Goal -
Restate the entries below word for word, omitting nothing.

━━━━━ Data supplied ━━━━━

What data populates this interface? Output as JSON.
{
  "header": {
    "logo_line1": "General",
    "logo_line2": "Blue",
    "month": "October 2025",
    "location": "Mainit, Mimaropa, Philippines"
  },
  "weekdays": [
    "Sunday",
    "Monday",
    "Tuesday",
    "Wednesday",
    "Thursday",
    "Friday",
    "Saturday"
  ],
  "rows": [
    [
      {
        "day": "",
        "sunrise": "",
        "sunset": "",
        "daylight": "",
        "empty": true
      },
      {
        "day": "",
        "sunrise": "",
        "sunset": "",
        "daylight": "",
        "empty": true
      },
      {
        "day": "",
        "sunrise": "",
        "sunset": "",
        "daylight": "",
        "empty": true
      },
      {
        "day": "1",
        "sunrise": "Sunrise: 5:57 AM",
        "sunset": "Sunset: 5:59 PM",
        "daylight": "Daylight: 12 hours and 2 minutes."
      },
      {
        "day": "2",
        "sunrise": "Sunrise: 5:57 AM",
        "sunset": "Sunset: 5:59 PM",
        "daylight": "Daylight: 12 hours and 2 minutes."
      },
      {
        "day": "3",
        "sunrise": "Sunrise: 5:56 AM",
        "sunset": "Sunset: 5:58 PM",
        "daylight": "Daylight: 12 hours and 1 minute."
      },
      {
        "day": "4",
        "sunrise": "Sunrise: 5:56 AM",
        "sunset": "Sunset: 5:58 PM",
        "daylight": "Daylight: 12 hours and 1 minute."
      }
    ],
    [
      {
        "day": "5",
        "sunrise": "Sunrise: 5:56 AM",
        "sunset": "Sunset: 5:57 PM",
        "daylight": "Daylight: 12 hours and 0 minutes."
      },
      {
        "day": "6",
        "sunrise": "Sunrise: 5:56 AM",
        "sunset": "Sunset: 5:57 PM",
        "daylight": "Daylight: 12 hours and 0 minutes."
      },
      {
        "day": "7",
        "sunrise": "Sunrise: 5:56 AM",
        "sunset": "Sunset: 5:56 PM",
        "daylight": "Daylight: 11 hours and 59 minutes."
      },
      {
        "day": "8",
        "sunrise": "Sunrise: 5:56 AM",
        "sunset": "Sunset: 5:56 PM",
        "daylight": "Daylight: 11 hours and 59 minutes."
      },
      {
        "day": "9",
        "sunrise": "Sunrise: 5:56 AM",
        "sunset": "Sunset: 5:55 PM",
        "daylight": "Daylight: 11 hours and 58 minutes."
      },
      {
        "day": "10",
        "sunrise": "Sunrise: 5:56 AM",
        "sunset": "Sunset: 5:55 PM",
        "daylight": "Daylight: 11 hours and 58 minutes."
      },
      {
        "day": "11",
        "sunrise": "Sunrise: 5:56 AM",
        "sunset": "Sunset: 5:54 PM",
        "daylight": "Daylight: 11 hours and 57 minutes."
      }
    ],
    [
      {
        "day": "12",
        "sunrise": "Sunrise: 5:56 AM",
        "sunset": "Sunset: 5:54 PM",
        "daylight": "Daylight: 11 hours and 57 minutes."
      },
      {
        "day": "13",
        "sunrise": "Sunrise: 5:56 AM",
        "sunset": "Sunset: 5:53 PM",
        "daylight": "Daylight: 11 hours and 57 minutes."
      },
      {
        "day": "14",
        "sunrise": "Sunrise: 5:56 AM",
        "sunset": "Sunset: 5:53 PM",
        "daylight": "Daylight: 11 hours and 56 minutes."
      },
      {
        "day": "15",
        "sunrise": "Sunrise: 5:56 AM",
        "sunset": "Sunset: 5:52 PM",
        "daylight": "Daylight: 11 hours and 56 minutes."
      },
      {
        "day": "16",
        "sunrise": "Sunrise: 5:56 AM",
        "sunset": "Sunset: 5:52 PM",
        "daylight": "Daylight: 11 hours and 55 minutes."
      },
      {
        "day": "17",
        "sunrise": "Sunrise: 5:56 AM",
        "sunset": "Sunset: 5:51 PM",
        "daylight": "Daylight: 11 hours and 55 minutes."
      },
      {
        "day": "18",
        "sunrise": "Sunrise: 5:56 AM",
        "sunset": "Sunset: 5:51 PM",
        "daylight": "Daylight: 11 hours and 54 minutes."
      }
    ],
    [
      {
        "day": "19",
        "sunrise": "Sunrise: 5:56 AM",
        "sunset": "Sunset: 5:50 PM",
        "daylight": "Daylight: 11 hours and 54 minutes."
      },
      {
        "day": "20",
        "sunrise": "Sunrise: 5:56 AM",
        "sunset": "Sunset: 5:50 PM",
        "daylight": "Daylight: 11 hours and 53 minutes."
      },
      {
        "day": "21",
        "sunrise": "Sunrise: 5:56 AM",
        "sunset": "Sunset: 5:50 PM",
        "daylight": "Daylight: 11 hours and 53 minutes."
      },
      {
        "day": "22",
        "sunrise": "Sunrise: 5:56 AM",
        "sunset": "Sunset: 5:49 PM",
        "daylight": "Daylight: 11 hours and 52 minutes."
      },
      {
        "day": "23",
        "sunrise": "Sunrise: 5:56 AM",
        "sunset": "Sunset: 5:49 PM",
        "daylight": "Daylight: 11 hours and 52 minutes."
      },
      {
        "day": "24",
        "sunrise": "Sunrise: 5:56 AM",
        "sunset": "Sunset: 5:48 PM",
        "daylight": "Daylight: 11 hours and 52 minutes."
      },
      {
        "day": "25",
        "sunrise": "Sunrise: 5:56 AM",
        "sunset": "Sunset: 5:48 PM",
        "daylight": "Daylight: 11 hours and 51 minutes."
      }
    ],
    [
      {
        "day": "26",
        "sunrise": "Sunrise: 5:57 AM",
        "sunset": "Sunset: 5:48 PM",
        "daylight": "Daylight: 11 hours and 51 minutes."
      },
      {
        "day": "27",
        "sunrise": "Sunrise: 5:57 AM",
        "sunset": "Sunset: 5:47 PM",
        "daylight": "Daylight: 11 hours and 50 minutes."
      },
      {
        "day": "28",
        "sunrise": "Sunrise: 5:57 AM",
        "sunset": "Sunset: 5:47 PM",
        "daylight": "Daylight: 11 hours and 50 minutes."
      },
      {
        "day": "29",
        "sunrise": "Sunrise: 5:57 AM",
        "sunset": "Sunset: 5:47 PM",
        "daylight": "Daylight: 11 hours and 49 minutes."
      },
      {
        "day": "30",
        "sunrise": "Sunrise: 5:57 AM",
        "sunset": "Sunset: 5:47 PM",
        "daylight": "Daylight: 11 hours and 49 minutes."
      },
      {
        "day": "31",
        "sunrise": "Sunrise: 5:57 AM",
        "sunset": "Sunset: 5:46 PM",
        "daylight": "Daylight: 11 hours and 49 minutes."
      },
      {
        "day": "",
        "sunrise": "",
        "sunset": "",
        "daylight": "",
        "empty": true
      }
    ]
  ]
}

━━━━━

Completed exercise -
What data populates this interface? Output as JSON.
{
  "header": {
    "logo_line1": "General",
    "logo_line2": "Blue",
    "month": "October 2025",
    "location": "Mainit, Mimaropa, Philippines"
  },
  "weekdays": [
    "Sunday",
    "Monday",
    "Tuesday",
    "Wednesday",
    "Thursday",
    "Friday",
    "Saturday"
  ],
  "rows": [
    [
      {
        "day": "",
        "sunrise": "",
        "sunset": "",
        "daylight": "",
        "empty": true
      },
      {
        "day": "",
        "sunrise": "",
        "sunset": "",
        "daylight": "",
        "empty": true
      },
      {
        "day": "",
        "sunrise": "",
        "sunset": "",
        "daylight": "",
        "empty": true
      },
      {
        "day": "1",
        "sunrise": "Sunrise: 5:57 AM",
        "sunset": "Sunset: 5:59 PM",
        "daylight": "Daylight: 12 hours and 2 minutes."
      },
      {
        "day": "2",
        "sunrise": "Sunrise: 5:57 AM",
        "sunset": "Sunset: 5:59 PM",
        "daylight": "Daylight: 12 hours and 2 minutes."
      },
      {
        "day": "3",
        "sunrise": "Sunrise: 5:56 AM",
        "sunset": "Sunset: 5:58 PM",
        "daylight": "Daylight: 12 hours and 1 minute."
      },
      {
        "day": "4",
        "sunrise": "Sunrise: 5:56 AM",
        "sunset": "Sunset: 5:58 PM",
        "daylight": "Daylight: 12 hours and 1 minute."
      }
    ],
    [
      {
        "day": "5",
        "sunrise": "Sunrise: 5:56 AM",
        "sunset": "Sunset: 5:57 PM",
        "daylight": "Daylight: 12 hours and 0 minutes."
      },
      {
        "day": "6",
        "sunrise": "Sunrise: 5:56 AM",
        "sunset": "Sunset: 5:57 PM",
        "daylight": "Daylight: 12 hours and 0 minutes."
      },
      {
        "day": "7",
        "sunrise": "Sunrise: 5:56 AM",
        "sunset": "Sunset: 5:56 PM",
        "daylight": "Daylight: 11 hours and 59 minutes."
      },
      {
        "day": "8",
        "sunrise": "Sunrise: 5:56 AM",
        "sunset": "Sunset: 5:56 PM",
        "daylight": "Daylight: 11 hours and 59 minutes."
      },
      {
        "day": "9",
        "sunrise": "Sunrise: 5:56 AM",
        "sunset": "Sunset: 5:55 PM",
        "daylight": "Daylight: 11 hours and 58 minutes."
      },
      {
        "day": "10",
        "sunrise": "Sunrise: 5:56 AM",
        "sunset": "Sunset: 5:55 PM",
        "daylight": "Daylight: 11 hours and 58 minutes."
      },
      {
        "day": "11",
        "sunrise": "Sunrise: 5:56 AM",
        "sunset": "Sunset: 5:54 PM",
        "daylight": "Daylight: 11 hours and 57 minutes."
      }
    ],
    [
      {
        "day": "12",
        "sunrise": "Sunrise: 5:56 AM",
        "sunset": "Sunset: 5:54 PM",
        "daylight": "Daylight: 11 hours and 57 minutes."
      },
      {
        "day": "13",
        "sunrise": "Sunrise: 5:56 AM",
        "sunset": "Sunset: 5:53 PM",
        "daylight": "Daylight: 11 hours and 57 minutes."
      },
      {
        "day": "14",
        "sunrise": "Sunrise: 5:56 AM",
        "sunset": "Sunset: 5:53 PM",
        "daylight": "Daylight: 11 hours and 56 minutes."
      },
      {
        "day": "15",
        "sunrise": "Sunrise: 5:56 AM",
        "sunset": "Sunset: 5:52 PM",
        "daylight": "Daylight: 11 hours and 56 minutes."
      },
      {
        "day": "16",
        "sunrise": "Sunrise: 5:56 AM",
        "sunset": "Sunset: 5:52 PM",
        "daylight": "Daylight: 11 hours and 55 minutes."
      },
      {
        "day": "17",
        "sunrise": "Sunrise: 5:56 AM",
        "sunset": "Sunset: 5:51 PM",
        "daylight": "Daylight: 11 hours and 55 minutes."
      },
      {
        "day": "18",
        "sunrise": "Sunrise: 5:56 AM",
        "sunset": "Sunset: 5:51 PM",
        "daylight": "Daylight: 11 hours and 54 minutes."
      }
    ],
    [
      {
        "day": "19",
        "sunrise": "Sunrise: 5:56 AM",
        "sunset": "Sunset: 5:50 PM",
        "daylight": "Daylight: 11 hours and 54 minutes."
      },
      {
        "day": "20",
        "sunrise": "Sunrise: 5:56 AM",
        "sunset": "Sunset: 5:50 PM",
        "daylight": "Daylight: 11 hours and 53 minutes."
      },
      {
        "day": "21",
        "sunrise": "Sunrise: 5:56 AM",
        "sunset": "Sunset: 5:50 PM",
        "daylight": "Daylight: 11 hours and 53 minutes."
      },
      {
        "day": "22",
        "sunrise": "Sunrise: 5:56 AM",
        "sunset": "Sunset: 5:49 PM",
        "daylight": "Daylight: 11 hours and 52 minutes."
      },
      {
        "day": "23",
        "sunrise": "Sunrise: 5:56 AM",
        "sunset": "Sunset: 5:49 PM",
        "daylight": "Daylight: 11 hours and 52 minutes."
      },
      {
        "day": "24",
        "sunrise": "Sunrise: 5:56 AM",
        "sunset": "Sunset: 5:48 PM",
        "daylight": "Daylight: 11 hours and 52 minutes."
      },
      {
        "day": "25",
        "sunrise": "Sunrise: 5:56 AM",
        "sunset": "Sunset: 5:48 PM",
        "daylight": "Daylight: 11 hours and 51 minutes."
      }
    ],
    [
      {
        "day": "26",
        "sunrise": "Sunrise: 5:57 AM",
        "sunset": "Sunset: 5:48 PM",
        "daylight": "Daylight: 11 hours and 51 minutes."
      },
      {
        "day": "27",
        "sunrise": "Sunrise: 5:57 AM",
        "sunset": "Sunset: 5:47 PM",
        "daylight": "Daylight: 11 hours and 50 minutes."
      },
      {
        "day": "28",
        "sunrise": "Sunrise: 5:57 AM",
        "sunset": "Sunset: 5:47 PM",
        "daylight": "Daylight: 11 hours and 50 minutes."
      },
      {
        "day": "29",
        "sunrise": "Sunrise: 5:57 AM",
        "sunset": "Sunset: 5:47 PM",
        "daylight": "Daylight: 11 hours and 49 minutes."
      },
      {
        "day": "30",
        "sunrise": "Sunrise: 5:57 AM",
        "sunset": "Sunset: 5:47 PM",
        "daylight": "Daylight: 11 hours and 49 minutes."
      },
      {
        "day": "31",
        "sunrise": "Sunrise: 5:57 AM",
        "sunset": "Sunset: 5:46 PM",
        "daylight": "Daylight: 11 hours and 49 minutes."
      },
      {
        "day": "",
        "sunrise": "",
        "sunset": "",
        "daylight": "",
        "empty": true
      }
    ]
  ]
}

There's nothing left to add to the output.